# Raw records
════════════════

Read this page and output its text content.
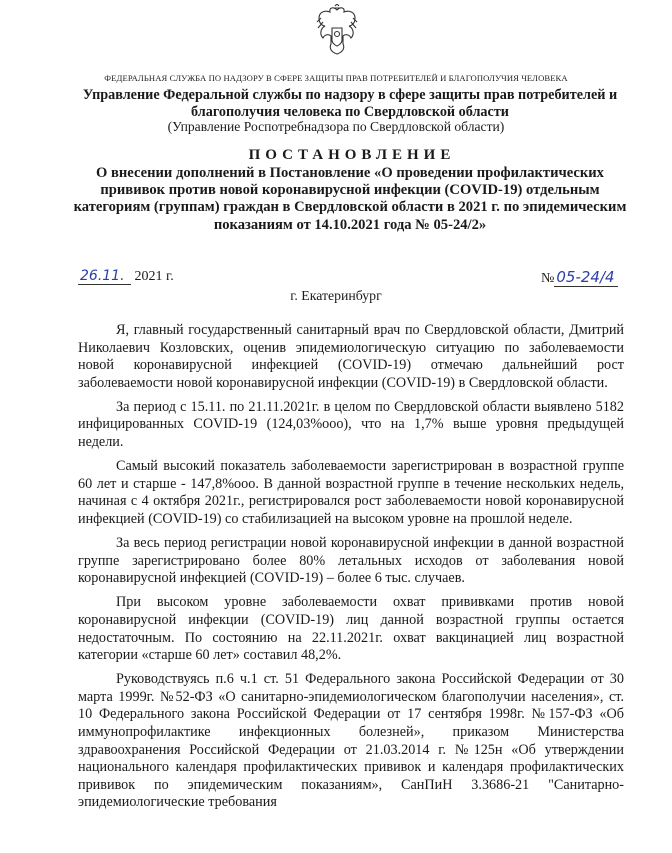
ФЕДЕРАЛЬНАЯ СЛУЖБА ПО НАДЗОРУ В СФЕРЕ ЗАЩИТЫ ПРАВ ПОТРЕБИТЕЛЕЙ И БЛАГОПОЛУЧИЯ ЧЕЛОВЕКА
Управление Федеральной службы по надзору в сфере защиты прав потребителей и благополучия человека по Свердловской области
(Управление Роспотребнадзора по Свердловской области)
ПОСТАНОВЛЕНИЕ
О внесении дополнений в Постановление «О проведении профилактических прививок против новой коронавирусной инфекции (COVID-19) отдельным категориям (группам) граждан в Свердловской области в 2021 г. по эпидемическим показаниям от 14.10.2021 года № 05-24/2»
26.11. 2021 г.	№ 05-24/4
г. Екатеринбург

Я, главный государственный санитарный врач по Свердловской области, Дмитрий Николаевич Козловских, оценив эпидемиологическую ситуацию по заболеваемости новой коронавирусной инфекцией (COVID-19) отмечаю дальнейший рост заболеваемости новой коронавирусной инфекции (COVID-19) в Свердловской области.

За период с 15.11. по 21.11.2021г. в целом по Свердловской области выявлено 5182 инфицированных COVID-19 (124,03%ooo), что на 1,7% выше уровня предыдущей недели.

Самый высокий показатель заболеваемости зарегистрирован в возрастной группе 60 лет и старше - 147,8%ooo. В данной возрастной группе в течение нескольких недель, начиная с 4 октября 2021г., регистрировался рост заболеваемости новой коронавирусной инфекцией (COVID-19) со стабилизацией на высоком уровне на прошлой неделе.

За весь период регистрации новой коронавирусной инфекции в данной возрастной группе зарегистрировано более 80% летальных исходов от заболевания новой коронавирусной инфекцией (COVID-19) – более 6 тыс. случаев.

При высоком уровне заболеваемости охват прививками против новой коронавирусной инфекции (COVID-19) лиц данной возрастной группы остается недостаточным. По состоянию на 22.11.2021г. охват вакцинацией лиц возрастной категории «старше 60 лет» составил 48,2%.

Руководствуясь п.6 ч.1 ст. 51 Федерального закона Российской Федерации от 30 марта 1999г. №52-ФЗ «О санитарно-эпидемиологическом благополучии населения», ст. 10 Федерального закона Российской Федерации от 17 сентября 1998г. №157-ФЗ «Об иммунопрофилактике инфекционных болезней», приказом Министерства здравоохранения Российской Федерации от 21.03.2014 г. №125н «Об утверждении национального календаря профилактических прививок и календаря профилактических прививок по эпидемическим показаниям», СанПиН 3.3686-21 "Санитарно-эпидемиологические требования
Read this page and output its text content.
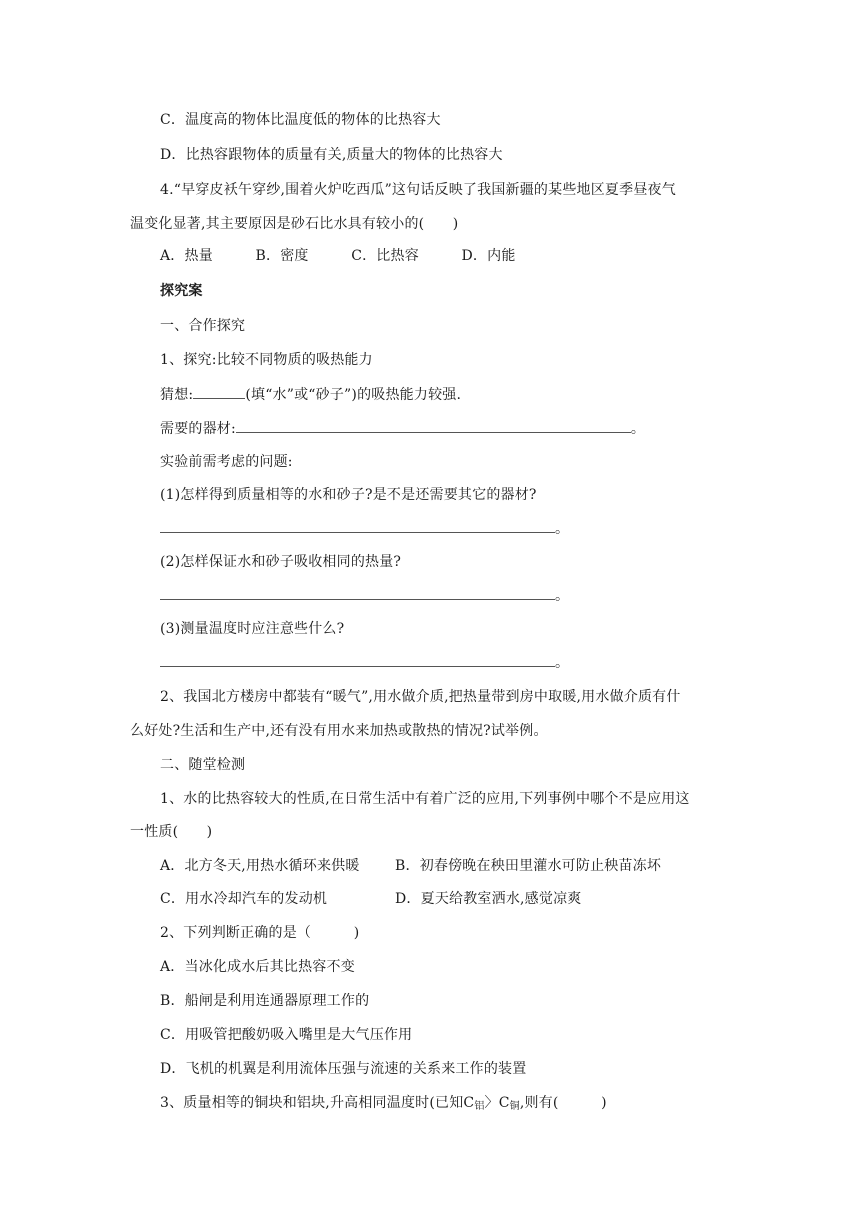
C．温度高的物体比温度低的物体的比热容大
D．比热容跟物体的质量有关,质量大的物体的比热容大
4.“早穿皮袄午穿纱,围着火炉吃西瓜”这句话反映了我国新疆的某些地区夏季昼夜气
温变化显著,其主要原因是砂石比水具有较小的(　　)
A．热量　　　B．密度　　　C．比热容　　　D．内能
探究案
一、合作探究
1、探究:比较不同物质的吸热能力
猜想:	(填“水”或“砂子”)的吸热能力较强.
需要的器材:	。
实验前需考虑的问题:
(1)怎样得到质量相等的水和砂子?是不是还需要其它的器材?
。
(2)怎样保证水和砂子吸收相同的热量?
。
(3)测量温度时应注意些什么?
。
2、我国北方楼房中都装有“暖气”,用水做介质,把热量带到房中取暖,用水做介质有什
么好处?生活和生产中,还有没有用水来加热或散热的情况?试举例。
二、随堂检测
1、水的比热容较大的性质,在日常生活中有着广泛的应用,下列事例中哪个不是应用这
一性质(　　)
A．北方冬天,用热水循环来供暖	B．初春傍晚在秧田里灌水可防止秧苗冻坏
C．用水冷却汽车的发动机	D．夏天给教室洒水,感觉凉爽
2、下列判断正确的是（　　　)
A．当冰化成水后其比热容不变
B．船闸是利用连通器原理工作的
C．用吸管把酸奶吸入嘴里是大气压作用
D．飞机的机翼是利用流体压强与流速的关系来工作的装置
3、质量相等的铜块和铝块,升高相同温度时(已知$C_铝$〉$C_铜$,则有(　　　)
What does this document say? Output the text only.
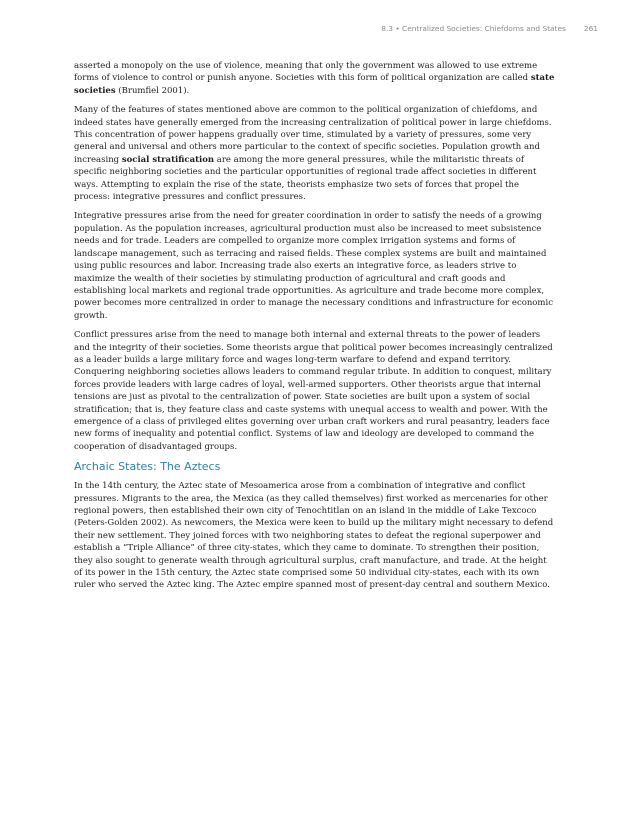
8.3 • Centralized Societies: Chiefdoms and States 261

asserted a monopoly on the use of violence, meaning that only the government was allowed to use extreme forms of violence to control or punish anyone. Societies with this form of political organization are called state societies (Brumfiel 2001).

Many of the features of states mentioned above are common to the political organization of chiefdoms, and indeed states have generally emerged from the increasing centralization of political power in large chiefdoms. This concentration of power happens gradually over time, stimulated by a variety of pressures, some very general and universal and others more particular to the context of specific societies. Population growth and increasing social stratification are among the more general pressures, while the militaristic threats of specific neighboring societies and the particular opportunities of regional trade affect societies in different ways. Attempting to explain the rise of the state, theorists emphasize two sets of forces that propel the process: integrative pressures and conflict pressures.

Integrative pressures arise from the need for greater coordination in order to satisfy the needs of a growing population. As the population increases, agricultural production must also be increased to meet subsistence needs and for trade. Leaders are compelled to organize more complex irrigation systems and forms of landscape management, such as terracing and raised fields. These complex systems are built and maintained using public resources and labor. Increasing trade also exerts an integrative force, as leaders strive to maximize the wealth of their societies by stimulating production of agricultural and craft goods and establishing local markets and regional trade opportunities. As agriculture and trade become more complex, power becomes more centralized in order to manage the necessary conditions and infrastructure for economic growth.

Conflict pressures arise from the need to manage both internal and external threats to the power of leaders and the integrity of their societies. Some theorists argue that political power becomes increasingly centralized as a leader builds a large military force and wages long-term warfare to defend and expand territory. Conquering neighboring societies allows leaders to command regular tribute. In addition to conquest, military forces provide leaders with large cadres of loyal, well-armed supporters. Other theorists argue that internal tensions are just as pivotal to the centralization of power. State societies are built upon a system of social stratification; that is, they feature class and caste systems with unequal access to wealth and power. With the emergence of a class of privileged elites governing over urban craft workers and rural peasantry, leaders face new forms of inequality and potential conflict. Systems of law and ideology are developed to command the cooperation of disadvantaged groups.

Archaic States: The Aztecs

In the 14th century, the Aztec state of Mesoamerica arose from a combination of integrative and conflict pressures. Migrants to the area, the Mexica (as they called themselves) first worked as mercenaries for other regional powers, then established their own city of Tenochtitlan on an island in the middle of Lake Texcoco (Peters-Golden 2002). As newcomers, the Mexica were keen to build up the military might necessary to defend their new settlement. They joined forces with two neighboring states to defeat the regional superpower and establish a “Triple Alliance” of three city-states, which they came to dominate. To strengthen their position, they also sought to generate wealth through agricultural surplus, craft manufacture, and trade. At the height of its power in the 15th century, the Aztec state comprised some 50 individual city-states, each with its own ruler who served the Aztec king. The Aztec empire spanned most of present-day central and southern Mexico.
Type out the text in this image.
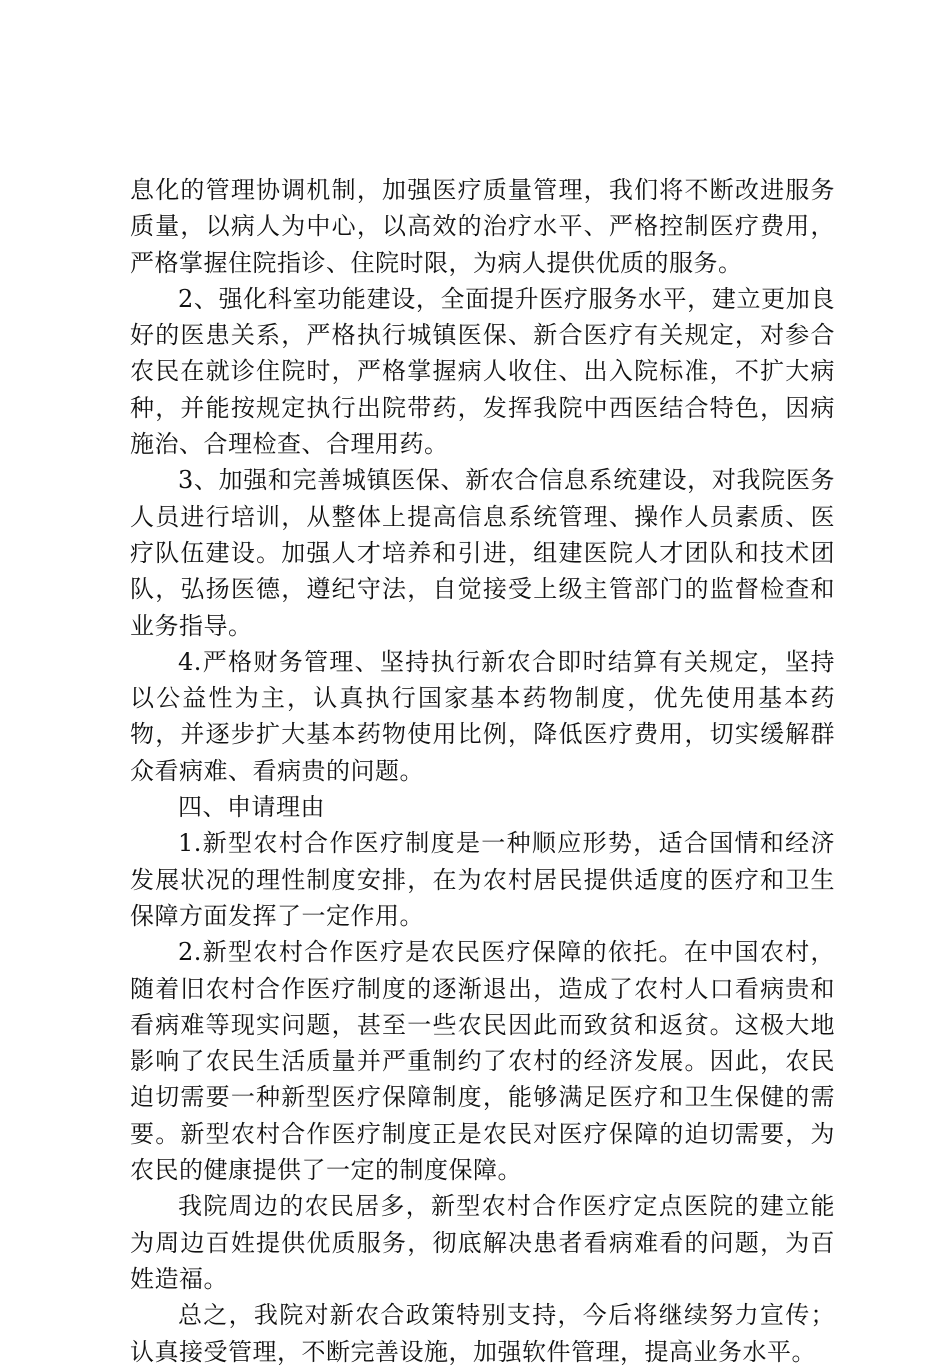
息化的管理协调机制，加强医疗质量管理，我们将不断改进服务质量，以病人为中心，以高效的治疗水平、严格控制医疗费用，严格掌握住院指诊、住院时限，为病人提供优质的服务。

2、强化科室功能建设，全面提升医疗服务水平，建立更加良好的医患关系，严格执行城镇医保、新合医疗有关规定，对参合农民在就诊住院时，严格掌握病人收住、出入院标准，不扩大病种，并能按规定执行出院带药，发挥我院中西医结合特色，因病施治、合理检查、合理用药。

3、加强和完善城镇医保、新农合信息系统建设，对我院医务人员进行培训，从整体上提高信息系统管理、操作人员素质、医疗队伍建设。加强人才培养和引进，组建医院人才团队和技术团队，弘扬医德，遵纪守法，自觉接受上级主管部门的监督检查和业务指导。

4.严格财务管理、坚持执行新农合即时结算有关规定，坚持以公益性为主，认真执行国家基本药物制度，优先使用基本药物，并逐步扩大基本药物使用比例，降低医疗费用，切实缓解群众看病难、看病贵的问题。

四、申请理由

1.新型农村合作医疗制度是一种顺应形势，适合国情和经济发展状况的理性制度安排，在为农村居民提供适度的医疗和卫生保障方面发挥了一定作用。

2.新型农村合作医疗是农民医疗保障的依托。在中国农村，随着旧农村合作医疗制度的逐渐退出，造成了农村人口看病贵和看病难等现实问题，甚至一些农民因此而致贫和返贫。这极大地影响了农民生活质量并严重制约了农村的经济发展。因此，农民迫切需要一种新型医疗保障制度，能够满足医疗和卫生保健的需要。新型农村合作医疗制度正是农民对医疗保障的迫切需要，为农民的健康提供了一定的制度保障。

我院周边的农民居多，新型农村合作医疗定点医院的建立能为周边百姓提供优质服务，彻底解决患者看病难看的问题，为百姓造福。

总之，我院对新农合政策特别支持，今后将继续努力宣传；认真接受管理，不断完善设施，加强软件管理，提高业务水平。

════════════════

# What is expected
Gather each line in the data that holds the string "Управление".

# Final result
Управление Федеральной службы по надзору в сфере защиты прав потребителей и благополучия человека по Свердловской области
(Управление Роспотребнадзора по Свердловской области)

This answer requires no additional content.